TASK DIRECTIONS =>
Report how many lines contain the word "Equity"; answer with the number only.
--- START ---
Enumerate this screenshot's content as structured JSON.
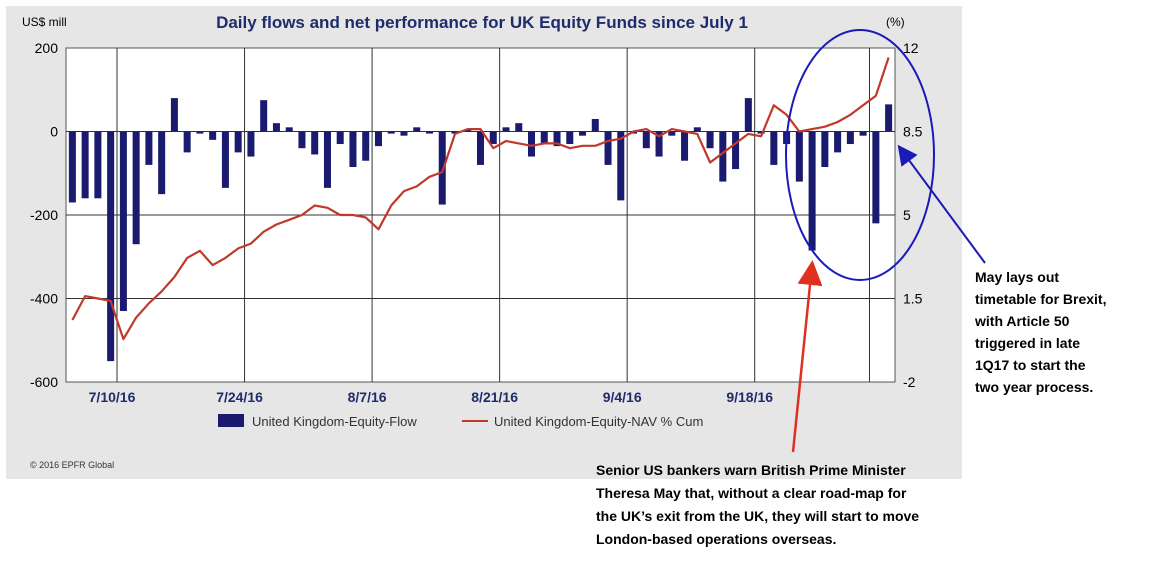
{
  "chart_data": {
    "type": "bar",
    "title": "Daily flows and net performance for UK Equity Funds since July 1",
    "y_left_unit": "US$ mill",
    "y_right_unit": "(%)",
    "ylim_left": [
      -600,
      200
    ],
    "ylim_right": [
      -2,
      12
    ],
    "y_left_ticks": [
      "200",
      "0",
      "-200",
      "-400",
      "-600"
    ],
    "y_right_ticks": [
      "12",
      "8.5",
      "5",
      "1.5",
      "-2"
    ],
    "x_tick_labels": [
      "7/10/16",
      "7/24/16",
      "8/7/16",
      "8/21/16",
      "9/4/16",
      "9/18/16"
    ],
    "grid": true,
    "legend_position": "bottom",
    "copyright": "© 2016 EPFR Global",
    "series": [
      {
        "name": "United Kingdom-Equity-Flow",
        "kind": "bar",
        "axis": "left",
        "color": "#1a1a6e",
        "values": [
          -170,
          -160,
          -160,
          -550,
          -430,
          -270,
          -80,
          -150,
          80,
          -50,
          -5,
          -20,
          -135,
          -50,
          -60,
          75,
          20,
          10,
          -40,
          -55,
          -135,
          -30,
          -85,
          -70,
          -35,
          -5,
          -10,
          10,
          -5,
          -175,
          -5,
          5,
          -80,
          -30,
          10,
          20,
          -60,
          -30,
          -35,
          -30,
          -10,
          30,
          -80,
          -165,
          -5,
          -40,
          -60,
          -10,
          -70,
          10,
          -40,
          -120,
          -90,
          80,
          -5,
          -80,
          -30,
          -120,
          -285,
          -85,
          -50,
          -30,
          -10,
          -220,
          65
        ]
      },
      {
        "name": "United Kingdom-Equity-NAV % Cum",
        "kind": "line",
        "axis": "right",
        "color": "#c0392b",
        "values": [
          0.6,
          1.6,
          1.5,
          1.4,
          -0.2,
          0.7,
          1.3,
          1.8,
          2.4,
          3.2,
          3.5,
          2.9,
          3.2,
          3.6,
          3.8,
          4.3,
          4.6,
          4.8,
          5.0,
          5.4,
          5.3,
          5.0,
          5.0,
          4.9,
          4.4,
          5.4,
          6.0,
          6.2,
          6.6,
          6.8,
          8.4,
          8.6,
          8.6,
          7.8,
          8.1,
          8.0,
          7.9,
          8.0,
          8.0,
          7.8,
          7.9,
          7.9,
          8.1,
          8.2,
          8.5,
          8.6,
          8.3,
          8.6,
          8.5,
          8.4,
          7.2,
          7.6,
          8.0,
          8.4,
          8.3,
          9.6,
          9.2,
          8.5,
          8.6,
          8.7,
          8.9,
          9.2,
          9.6,
          10.0,
          11.6
        ]
      }
    ]
  },
  "annotations": {
    "right_note": [
      "May lays out",
      "timetable for Brexit,",
      "with Article 50",
      "triggered in late",
      "1Q17 to start the",
      "two year process."
    ],
    "bottom_note": [
      "Senior US bankers warn British Prime Minister",
      "Theresa May that, without a clear road-map for",
      "the UK’s exit from the UK, they will start to move",
      "London-based operations overseas."
    ],
    "circle_color": "#1a1ab8",
    "right_arrow_color": "#1a1ab8",
    "bottom_arrow_color": "#e03020"
  }
}
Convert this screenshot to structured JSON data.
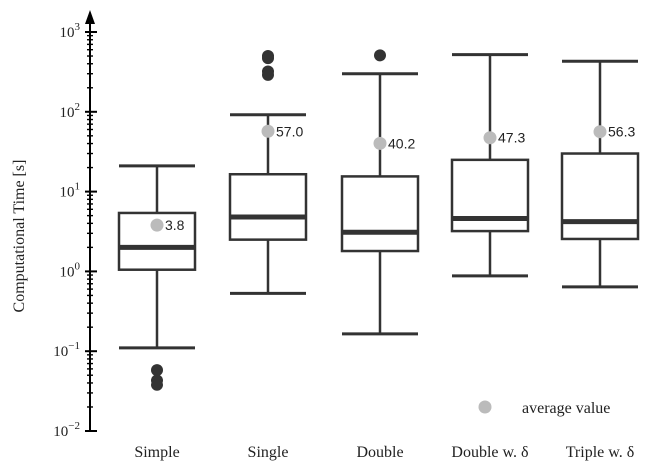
{
  "chart_data": {
    "type": "box",
    "ylabel": "Computational Time [s]",
    "yscale": "log",
    "ylim": [
      0.01,
      1000
    ],
    "yticks": [
      {
        "value": 0.01,
        "base": "10",
        "exp": "−2"
      },
      {
        "value": 0.1,
        "base": "10",
        "exp": "−1"
      },
      {
        "value": 1,
        "base": "10",
        "exp": "0"
      },
      {
        "value": 10,
        "base": "10",
        "exp": "1"
      },
      {
        "value": 100,
        "base": "10",
        "exp": "2"
      },
      {
        "value": 1000,
        "base": "10",
        "exp": "3"
      }
    ],
    "categories": [
      "Simple",
      "Single",
      "Double",
      "Double w. δ",
      "Triple w. δ"
    ],
    "boxes": [
      {
        "whisker_low": 0.11,
        "q1": 1.05,
        "median": 2.0,
        "q3": 5.4,
        "whisker_high": 21,
        "mean": 3.8,
        "mean_label": "3.8",
        "outliers": [
          0.058,
          0.043,
          0.038
        ]
      },
      {
        "whisker_low": 0.53,
        "q1": 2.5,
        "median": 4.8,
        "q3": 16.5,
        "whisker_high": 92,
        "mean": 57.0,
        "mean_label": "57.0",
        "outliers": [
          500,
          470,
          320,
          290
        ]
      },
      {
        "whisker_low": 0.165,
        "q1": 1.8,
        "median": 3.1,
        "q3": 15.5,
        "whisker_high": 300,
        "mean": 40.2,
        "mean_label": "40.2",
        "outliers": [
          510
        ]
      },
      {
        "whisker_low": 0.88,
        "q1": 3.2,
        "median": 4.6,
        "q3": 25,
        "whisker_high": 520,
        "mean": 47.3,
        "mean_label": "47.3",
        "outliers": []
      },
      {
        "whisker_low": 0.64,
        "q1": 2.55,
        "median": 4.2,
        "q3": 30,
        "whisker_high": 430,
        "mean": 56.3,
        "mean_label": "56.3",
        "outliers": []
      }
    ],
    "legend": {
      "label": "average value",
      "position": "bottom-right"
    },
    "colors": {
      "box": "#333333",
      "mean": "#bbbbbb",
      "outlier": "#333333"
    }
  }
}
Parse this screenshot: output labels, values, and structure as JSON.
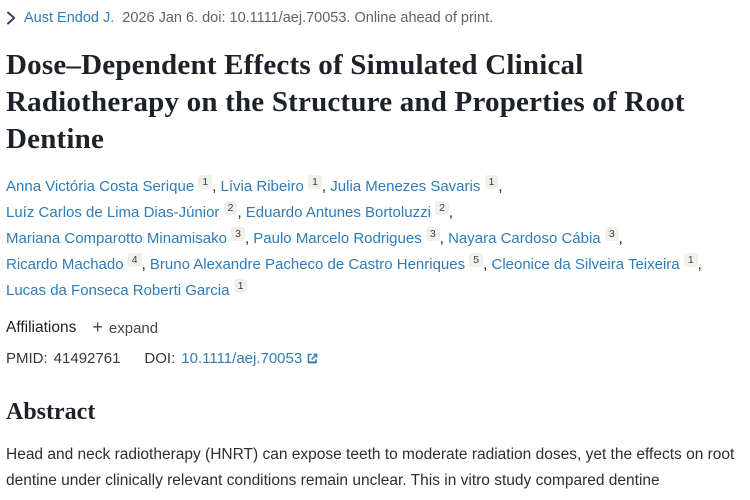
{
  "colors": {
    "page_bg": "#ffffff",
    "link_blue": "#2e7cb8",
    "dark_text": "#212121",
    "title_text": "#1d2129",
    "gray_text": "#5e6369",
    "sup_bg": "#f1efe9",
    "chevron": "#3c3f5e"
  },
  "journal_bar": {
    "journal_link": "Aust Endod J.",
    "citation_rest": "2026 Jan 6. doi: 10.1111/aej.70053. Online ahead of print."
  },
  "title_lines": [
    "Dose–Dependent Effects of Simulated Clinical",
    "Radiotherapy on the Structure and Properties of Root",
    "Dentine"
  ],
  "authors": [
    {
      "name": "Anna Victória Costa Serique",
      "sup": "1",
      "break_after": false
    },
    {
      "name": "Lívia Ribeiro",
      "sup": "1",
      "break_after": false
    },
    {
      "name": "Julia Menezes Savaris",
      "sup": "1",
      "break_after": true
    },
    {
      "name": "Luíz Carlos de Lima Dias-Júnior",
      "sup": "2",
      "break_after": false
    },
    {
      "name": "Eduardo Antunes Bortoluzzi",
      "sup": "2",
      "break_after": true
    },
    {
      "name": "Mariana Comparotto Minamisako",
      "sup": "3",
      "break_after": false
    },
    {
      "name": "Paulo Marcelo Rodrigues",
      "sup": "3",
      "break_after": false
    },
    {
      "name": "Nayara Cardoso Cábia",
      "sup": "3",
      "break_after": true
    },
    {
      "name": "Ricardo Machado",
      "sup": "4",
      "break_after": false
    },
    {
      "name": "Bruno Alexandre Pacheco de Castro Henriques",
      "sup": "5",
      "break_after": false
    },
    {
      "name": "Cleonice da Silveira Teixeira",
      "sup": "1",
      "break_after": true
    },
    {
      "name": "Lucas da Fonseca Roberti Garcia",
      "sup": "1",
      "break_after": false
    }
  ],
  "affiliations": {
    "label": "Affiliations",
    "plus": "+",
    "expand_label": "expand"
  },
  "identifiers": {
    "pmid_label": "PMID:",
    "pmid_value": "41492761",
    "doi_label": "DOI:",
    "doi_link": "10.1111/aej.70053"
  },
  "abstract": {
    "heading": "Abstract",
    "text": "Head and neck radiotherapy (HNRT) can expose teeth to moderate radiation doses, yet the effects on root dentine under clinically relevant conditions remain unclear. This in vitro study compared dentine"
  }
}
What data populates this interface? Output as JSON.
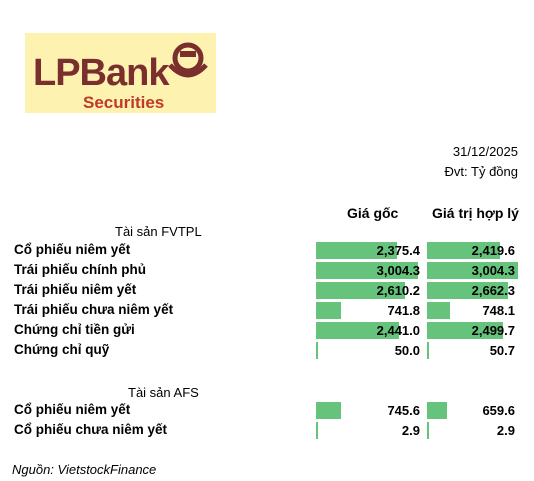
{
  "logo": {
    "brand": "LPBank",
    "sub": "Securities"
  },
  "date": "31/12/2025",
  "unit": "Đvt: Tỷ đồng",
  "chart_data": {
    "type": "table",
    "columns": [
      "Giá gốc",
      "Giá trị hợp lý"
    ],
    "xlim": [
      0,
      3004.3
    ],
    "sections": [
      {
        "title": "Tài sản FVTPL",
        "rows": [
          {
            "label": "Cổ phiếu niêm yết",
            "values": [
              2375.4,
              2419.6
            ],
            "display": [
              "2,375.4",
              "2,419.6"
            ]
          },
          {
            "label": "Trái phiếu chính phủ",
            "values": [
              3004.3,
              3004.3
            ],
            "display": [
              "3,004.3",
              "3,004.3"
            ]
          },
          {
            "label": "Trái phiếu niêm yết",
            "values": [
              2610.2,
              2662.3
            ],
            "display": [
              "2,610.2",
              "2,662.3"
            ]
          },
          {
            "label": "Trái phiếu chưa niêm yết",
            "values": [
              741.8,
              748.1
            ],
            "display": [
              "741.8",
              "748.1"
            ]
          },
          {
            "label": "Chứng chỉ tiền gửi",
            "values": [
              2441.0,
              2499.7
            ],
            "display": [
              "2,441.0",
              "2,499.7"
            ]
          },
          {
            "label": "Chứng chỉ quỹ",
            "values": [
              50.0,
              50.7
            ],
            "display": [
              "50.0",
              "50.7"
            ]
          }
        ]
      },
      {
        "title": "Tài sản AFS",
        "rows": [
          {
            "label": "Cổ phiếu niêm yết",
            "values": [
              745.6,
              659.6
            ],
            "display": [
              "745.6",
              "659.6"
            ]
          },
          {
            "label": "Cổ phiếu chưa niêm yết",
            "values": [
              2.9,
              2.9
            ],
            "display": [
              "2.9",
              "2.9"
            ]
          }
        ]
      }
    ]
  },
  "source": "Nguồn: VietstockFinance",
  "colors": {
    "bar": "#66c37c",
    "logo_bg": "#fdf2b0",
    "brand": "#7a2e2e",
    "sub": "#c0392b"
  }
}
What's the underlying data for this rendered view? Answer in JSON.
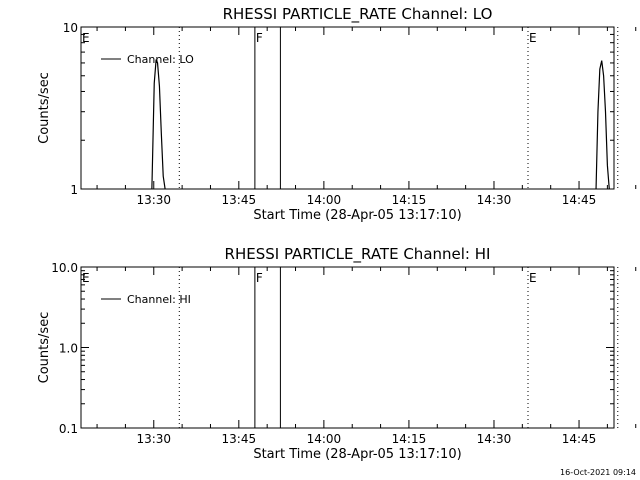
{
  "chart_data": [
    {
      "type": "line",
      "title": "RHESSI PARTICLE_RATE Channel: LO",
      "xlabel": "Start Time (28-Apr-05 13:17:10)",
      "ylabel": "Counts/sec",
      "yscale": "log",
      "ylim": [
        1,
        10
      ],
      "xlim_minutes": [
        0,
        94
      ],
      "x_ticks": [
        "13:30",
        "13:45",
        "14:00",
        "14:15",
        "14:30",
        "14:45"
      ],
      "y_ticks": [
        "1",
        "10"
      ],
      "legend": {
        "label": "Channel: LO",
        "placement": "top-left"
      },
      "grid": false,
      "series": [
        {
          "name": "Channel: LO",
          "color": "#000000",
          "x": [
            "13:29:40",
            "13:30:05",
            "13:30:25",
            "13:30:40",
            "13:31:00",
            "13:31:20",
            "13:31:40",
            "13:32:00",
            "14:48:00",
            "14:48:20",
            "14:48:40",
            "14:49:00",
            "14:49:20",
            "14:49:40",
            "14:50:00",
            "14:50:20"
          ],
          "y": [
            1,
            4.5,
            6.3,
            6.0,
            4.3,
            2.2,
            1.2,
            1,
            1,
            3.0,
            5.5,
            6.2,
            5.0,
            3.0,
            1.4,
            1
          ],
          "segments": [
            [
              0,
              7
            ],
            [
              8,
              15
            ]
          ]
        }
      ],
      "markers": [
        {
          "label": "E",
          "time": "13:17:10",
          "style": "solid"
        },
        {
          "label": "",
          "time": "13:34:30",
          "style": "dotted"
        },
        {
          "label": "F",
          "time": "13:47:50",
          "style": "solid"
        },
        {
          "label": "",
          "time": "13:52:20",
          "style": "solid"
        },
        {
          "label": "E",
          "time": "14:36:00",
          "style": "dotted"
        },
        {
          "label": "",
          "time": "14:51:50",
          "style": "dotted"
        }
      ]
    },
    {
      "type": "line",
      "title": "RHESSI PARTICLE_RATE Channel: HI",
      "xlabel": "Start Time (28-Apr-05 13:17:10)",
      "ylabel": "Counts/sec",
      "yscale": "log",
      "ylim": [
        0.1,
        10
      ],
      "xlim_minutes": [
        0,
        94
      ],
      "x_ticks": [
        "13:30",
        "13:45",
        "14:00",
        "14:15",
        "14:30",
        "14:45"
      ],
      "y_ticks": [
        "0.1",
        "1.0",
        "10.0"
      ],
      "legend": {
        "label": "Channel: HI",
        "placement": "top-left"
      },
      "grid": false,
      "series": [
        {
          "name": "Channel: HI",
          "color": "#000000",
          "x": [],
          "y": [],
          "segments": []
        }
      ],
      "markers": [
        {
          "label": "E",
          "time": "13:17:10",
          "style": "solid"
        },
        {
          "label": "",
          "time": "13:34:30",
          "style": "dotted"
        },
        {
          "label": "F",
          "time": "13:47:50",
          "style": "solid"
        },
        {
          "label": "",
          "time": "13:52:20",
          "style": "solid"
        },
        {
          "label": "E",
          "time": "14:36:00",
          "style": "dotted"
        },
        {
          "label": "",
          "time": "14:51:50",
          "style": "dotted"
        }
      ]
    }
  ],
  "footer": {
    "timestamp": "16-Oct-2021 09:14"
  }
}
--- END ---
EXERCISE OUTPUT =>
3